Could you copy every line from the material below in which "JSON" appears?

● **DATASET RECORDS**:
================
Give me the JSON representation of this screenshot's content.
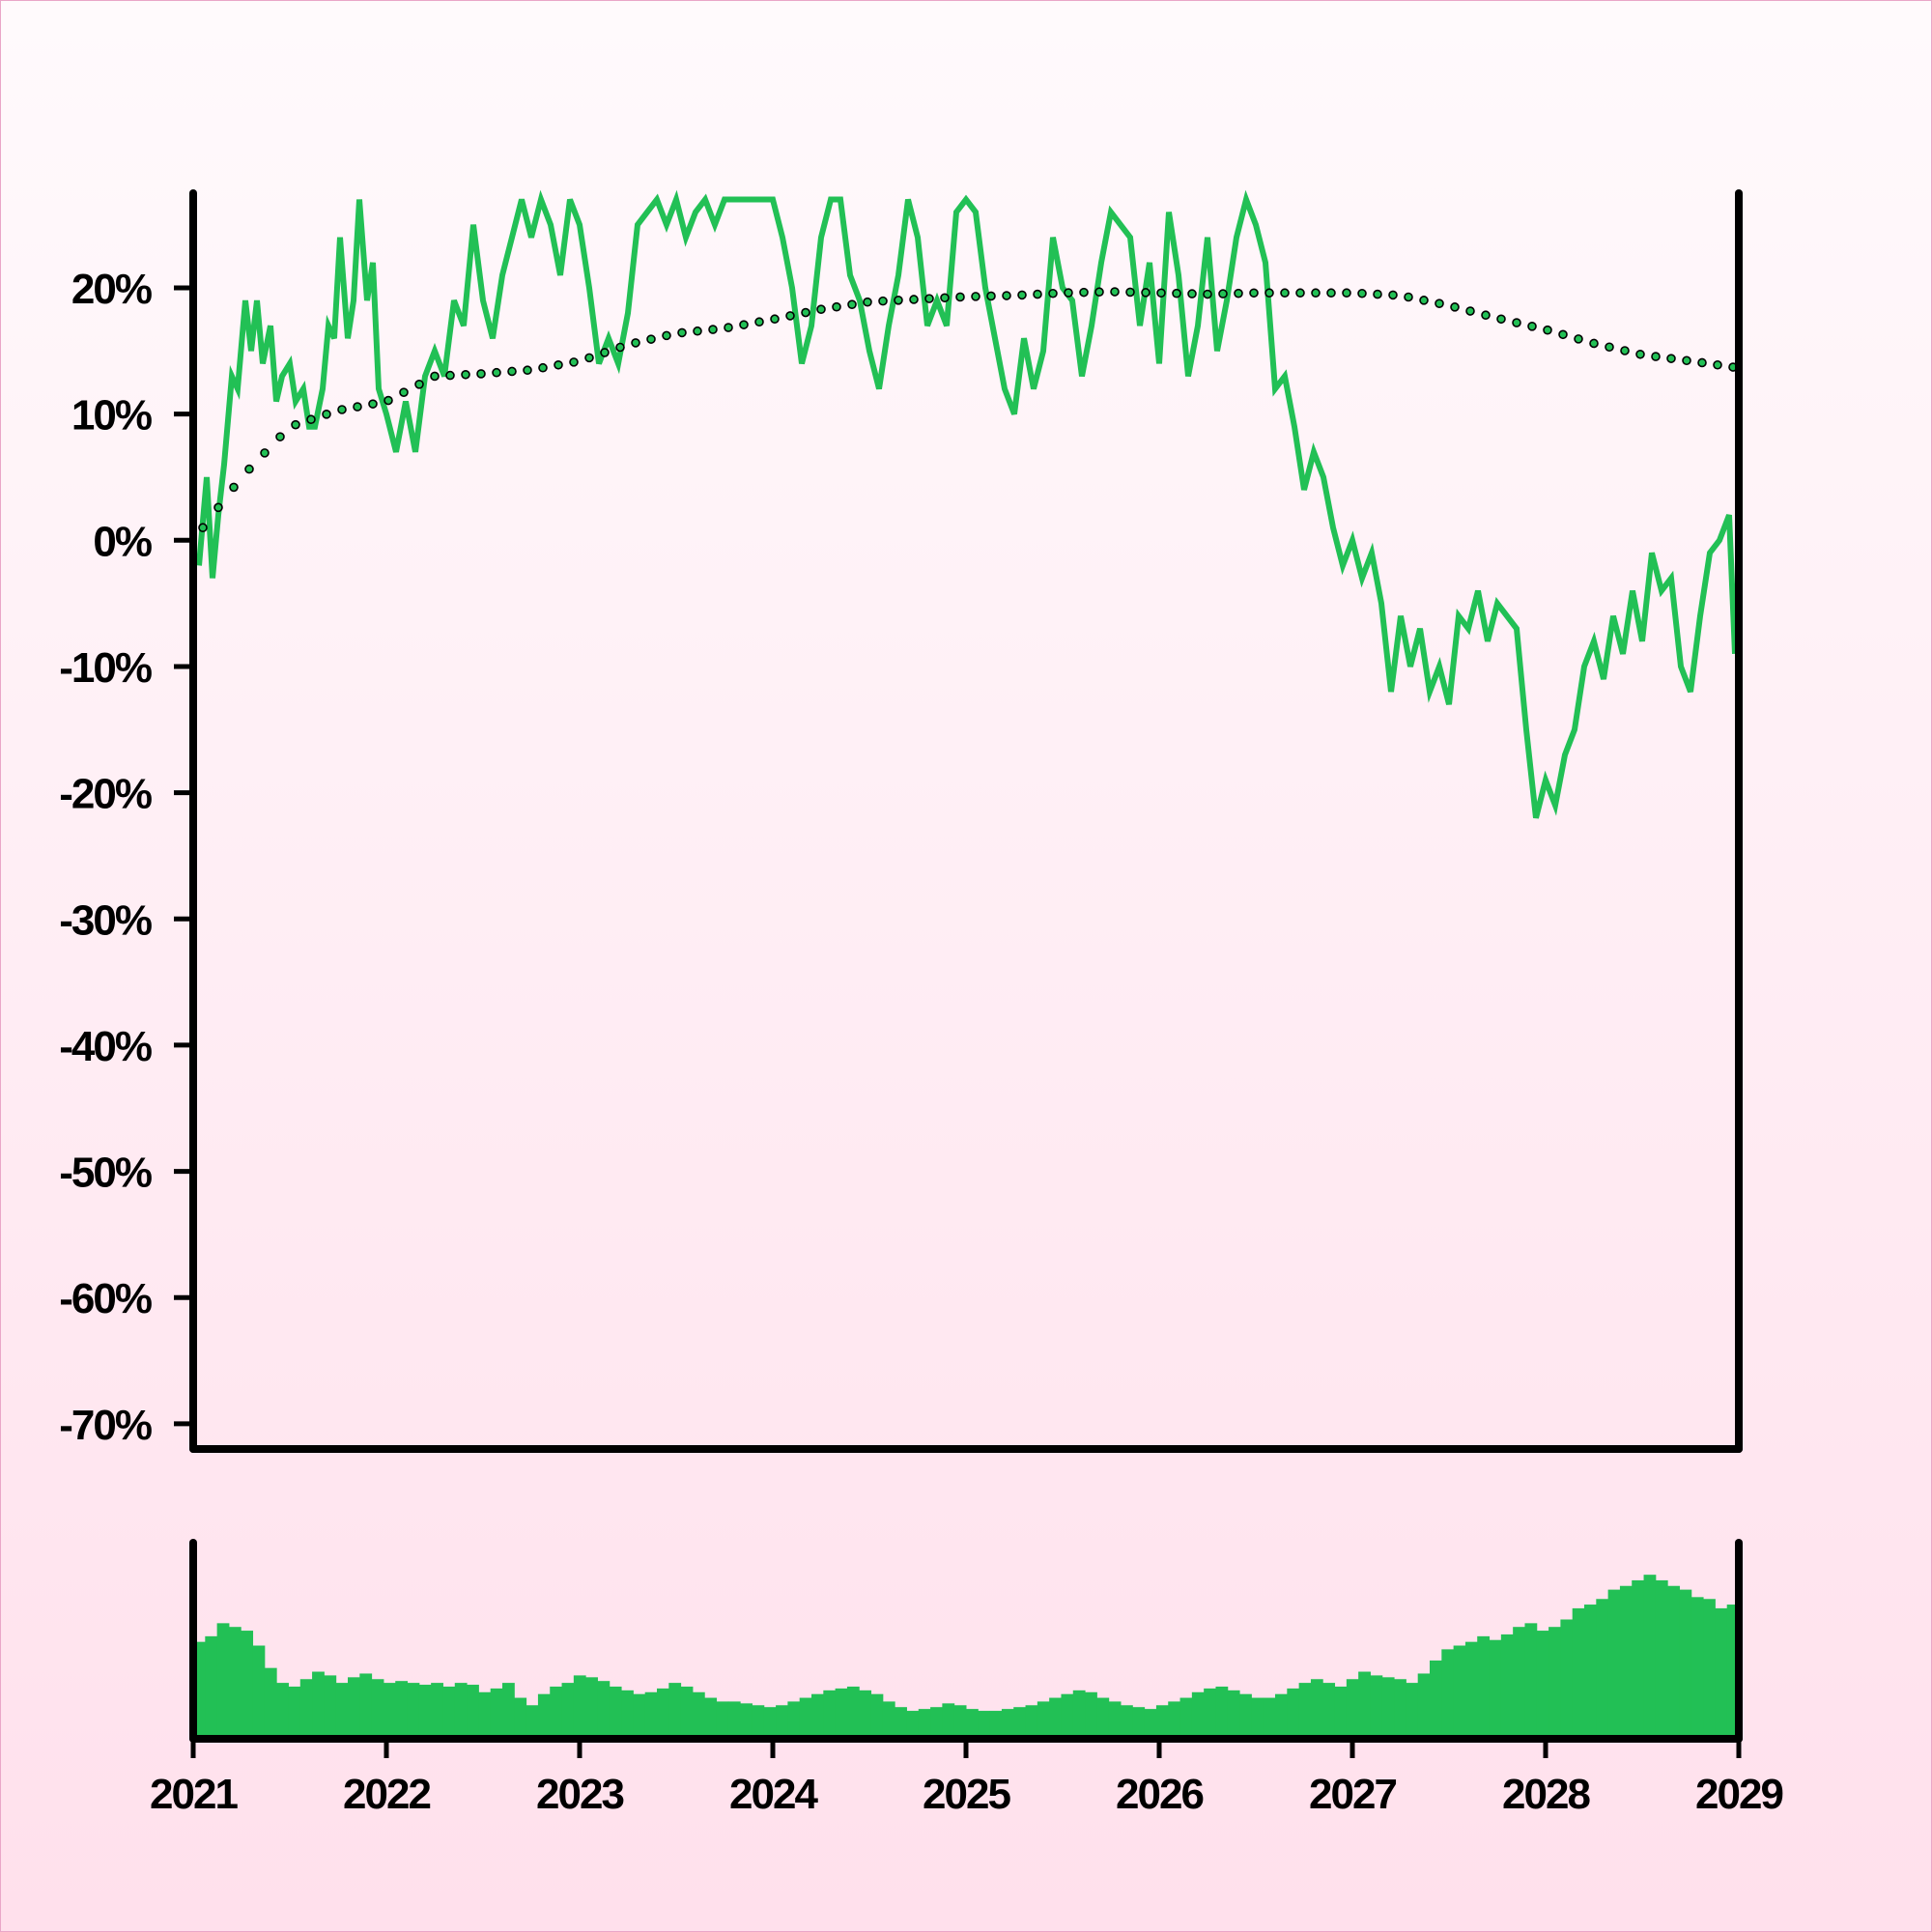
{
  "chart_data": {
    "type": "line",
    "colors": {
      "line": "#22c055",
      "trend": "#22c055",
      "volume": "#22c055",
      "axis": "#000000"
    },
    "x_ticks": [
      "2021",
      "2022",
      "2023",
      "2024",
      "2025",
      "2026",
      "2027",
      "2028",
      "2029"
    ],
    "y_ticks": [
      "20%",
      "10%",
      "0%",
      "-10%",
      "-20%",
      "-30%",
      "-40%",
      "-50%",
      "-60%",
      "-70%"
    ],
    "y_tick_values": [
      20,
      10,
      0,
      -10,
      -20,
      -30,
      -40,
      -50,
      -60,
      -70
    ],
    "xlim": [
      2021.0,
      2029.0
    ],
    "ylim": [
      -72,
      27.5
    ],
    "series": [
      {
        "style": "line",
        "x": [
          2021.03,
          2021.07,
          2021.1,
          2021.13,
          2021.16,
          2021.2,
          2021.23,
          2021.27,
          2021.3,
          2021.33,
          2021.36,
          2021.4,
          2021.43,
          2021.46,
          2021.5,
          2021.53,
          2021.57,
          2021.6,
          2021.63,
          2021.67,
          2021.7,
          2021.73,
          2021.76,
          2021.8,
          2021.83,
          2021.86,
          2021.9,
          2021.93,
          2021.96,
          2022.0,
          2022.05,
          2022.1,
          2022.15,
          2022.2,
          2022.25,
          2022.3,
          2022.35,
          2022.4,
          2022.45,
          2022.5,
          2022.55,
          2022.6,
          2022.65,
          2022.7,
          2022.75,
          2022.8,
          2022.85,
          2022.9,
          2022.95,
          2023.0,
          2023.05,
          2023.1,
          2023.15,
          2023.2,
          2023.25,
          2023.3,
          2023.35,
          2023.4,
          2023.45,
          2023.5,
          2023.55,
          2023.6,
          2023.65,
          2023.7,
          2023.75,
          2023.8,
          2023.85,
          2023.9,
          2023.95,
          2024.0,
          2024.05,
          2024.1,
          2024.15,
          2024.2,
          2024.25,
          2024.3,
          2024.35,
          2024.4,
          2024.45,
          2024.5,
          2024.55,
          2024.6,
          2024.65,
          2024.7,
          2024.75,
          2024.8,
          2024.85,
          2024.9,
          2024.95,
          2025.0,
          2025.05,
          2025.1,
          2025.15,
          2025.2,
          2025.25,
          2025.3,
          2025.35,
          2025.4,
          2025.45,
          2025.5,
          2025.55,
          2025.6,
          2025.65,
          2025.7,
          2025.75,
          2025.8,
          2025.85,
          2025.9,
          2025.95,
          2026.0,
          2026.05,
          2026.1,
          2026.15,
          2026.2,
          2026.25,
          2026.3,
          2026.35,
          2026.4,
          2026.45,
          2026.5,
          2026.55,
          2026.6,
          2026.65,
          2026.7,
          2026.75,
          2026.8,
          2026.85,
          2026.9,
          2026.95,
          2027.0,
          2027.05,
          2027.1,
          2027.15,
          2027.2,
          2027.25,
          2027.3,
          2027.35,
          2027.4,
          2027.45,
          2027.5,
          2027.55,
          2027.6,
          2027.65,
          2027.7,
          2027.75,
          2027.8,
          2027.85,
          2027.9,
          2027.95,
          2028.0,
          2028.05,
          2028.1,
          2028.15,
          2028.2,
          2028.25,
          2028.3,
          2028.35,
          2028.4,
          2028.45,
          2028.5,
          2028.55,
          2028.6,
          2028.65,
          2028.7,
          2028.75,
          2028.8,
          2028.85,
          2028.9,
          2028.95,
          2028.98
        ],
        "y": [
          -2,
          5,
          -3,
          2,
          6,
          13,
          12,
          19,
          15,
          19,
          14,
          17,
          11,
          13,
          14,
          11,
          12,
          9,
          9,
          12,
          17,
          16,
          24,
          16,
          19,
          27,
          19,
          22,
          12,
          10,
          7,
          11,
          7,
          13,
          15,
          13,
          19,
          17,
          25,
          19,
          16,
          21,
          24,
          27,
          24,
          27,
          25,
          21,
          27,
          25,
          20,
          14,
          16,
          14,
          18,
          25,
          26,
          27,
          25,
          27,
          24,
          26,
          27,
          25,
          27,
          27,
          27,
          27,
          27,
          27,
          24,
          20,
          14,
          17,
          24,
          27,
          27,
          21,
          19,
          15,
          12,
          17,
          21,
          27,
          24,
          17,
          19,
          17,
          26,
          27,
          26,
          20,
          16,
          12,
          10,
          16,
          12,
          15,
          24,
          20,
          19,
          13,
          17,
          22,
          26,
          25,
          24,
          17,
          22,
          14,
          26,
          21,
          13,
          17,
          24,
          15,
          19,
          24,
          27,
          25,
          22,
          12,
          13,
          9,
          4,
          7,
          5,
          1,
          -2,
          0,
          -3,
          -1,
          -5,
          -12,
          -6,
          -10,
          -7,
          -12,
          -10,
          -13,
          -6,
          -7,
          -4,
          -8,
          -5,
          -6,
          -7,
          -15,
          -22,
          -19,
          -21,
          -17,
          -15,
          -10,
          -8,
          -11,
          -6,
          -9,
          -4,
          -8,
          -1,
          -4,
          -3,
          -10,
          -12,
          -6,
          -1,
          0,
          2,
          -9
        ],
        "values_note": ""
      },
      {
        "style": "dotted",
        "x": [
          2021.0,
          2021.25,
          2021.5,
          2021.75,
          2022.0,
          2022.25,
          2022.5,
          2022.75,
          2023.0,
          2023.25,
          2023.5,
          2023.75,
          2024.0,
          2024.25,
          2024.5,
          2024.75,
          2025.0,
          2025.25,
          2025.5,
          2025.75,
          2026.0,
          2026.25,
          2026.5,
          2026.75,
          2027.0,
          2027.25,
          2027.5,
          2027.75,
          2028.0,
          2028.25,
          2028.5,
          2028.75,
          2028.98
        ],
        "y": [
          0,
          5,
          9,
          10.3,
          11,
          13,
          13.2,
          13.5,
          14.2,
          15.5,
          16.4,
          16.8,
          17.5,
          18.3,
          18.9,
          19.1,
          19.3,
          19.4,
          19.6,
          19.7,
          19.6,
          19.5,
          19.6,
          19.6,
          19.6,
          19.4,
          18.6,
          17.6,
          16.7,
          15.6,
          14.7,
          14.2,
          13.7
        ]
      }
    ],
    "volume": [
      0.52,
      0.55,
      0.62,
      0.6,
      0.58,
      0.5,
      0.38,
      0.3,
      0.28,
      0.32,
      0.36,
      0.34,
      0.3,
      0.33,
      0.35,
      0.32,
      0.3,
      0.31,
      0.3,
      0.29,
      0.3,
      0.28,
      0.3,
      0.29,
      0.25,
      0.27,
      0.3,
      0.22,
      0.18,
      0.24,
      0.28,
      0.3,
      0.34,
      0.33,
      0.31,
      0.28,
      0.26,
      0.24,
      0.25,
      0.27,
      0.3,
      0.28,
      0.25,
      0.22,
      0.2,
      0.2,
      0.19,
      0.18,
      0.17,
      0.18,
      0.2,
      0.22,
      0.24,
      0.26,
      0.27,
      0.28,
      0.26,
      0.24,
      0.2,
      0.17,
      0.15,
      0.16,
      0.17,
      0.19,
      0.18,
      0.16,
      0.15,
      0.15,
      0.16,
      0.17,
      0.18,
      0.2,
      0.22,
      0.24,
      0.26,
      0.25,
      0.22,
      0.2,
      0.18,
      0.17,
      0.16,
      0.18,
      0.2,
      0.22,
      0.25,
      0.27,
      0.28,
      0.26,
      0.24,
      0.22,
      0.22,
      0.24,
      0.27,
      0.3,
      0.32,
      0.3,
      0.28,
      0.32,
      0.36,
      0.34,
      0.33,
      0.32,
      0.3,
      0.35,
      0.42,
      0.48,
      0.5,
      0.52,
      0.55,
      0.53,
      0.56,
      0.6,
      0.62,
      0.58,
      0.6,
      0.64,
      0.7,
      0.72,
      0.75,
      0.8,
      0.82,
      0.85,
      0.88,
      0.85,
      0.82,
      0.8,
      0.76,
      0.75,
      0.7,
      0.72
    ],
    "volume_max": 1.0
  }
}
================
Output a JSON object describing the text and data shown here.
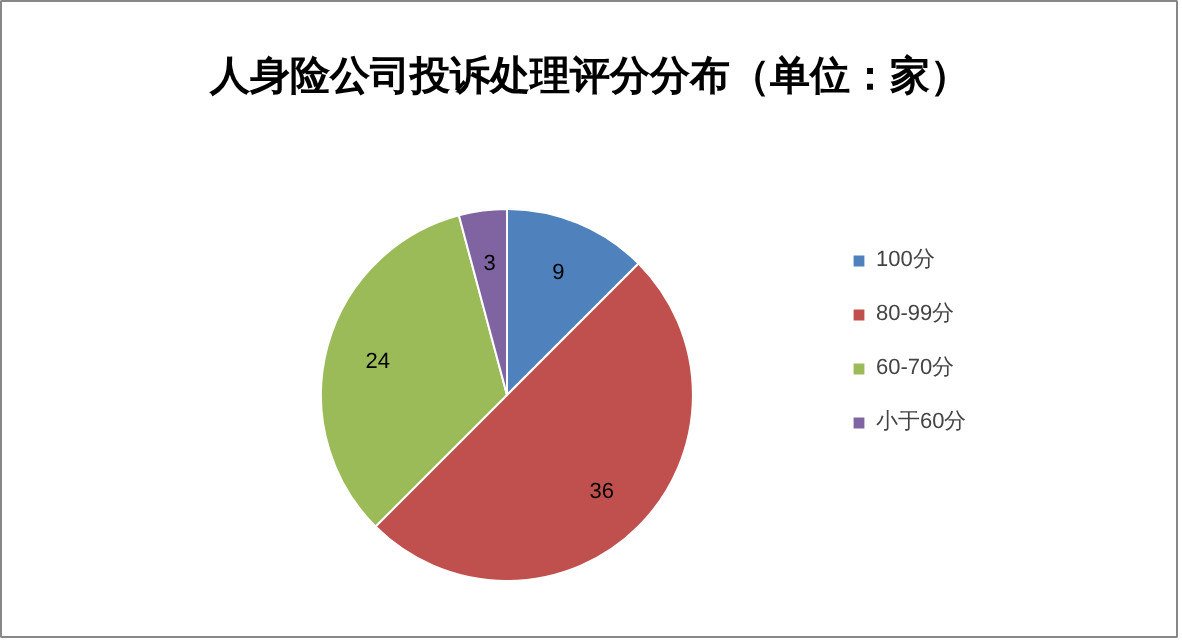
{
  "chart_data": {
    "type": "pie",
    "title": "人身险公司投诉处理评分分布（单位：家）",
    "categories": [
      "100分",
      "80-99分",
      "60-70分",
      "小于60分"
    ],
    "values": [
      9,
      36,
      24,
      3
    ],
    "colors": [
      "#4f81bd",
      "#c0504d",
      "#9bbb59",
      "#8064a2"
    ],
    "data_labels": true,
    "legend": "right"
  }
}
================
● **EXERCISE RESPONSE**:
Give me the JSON representation of this screenshot's content.
Output a JSON object describing the text and data shown here.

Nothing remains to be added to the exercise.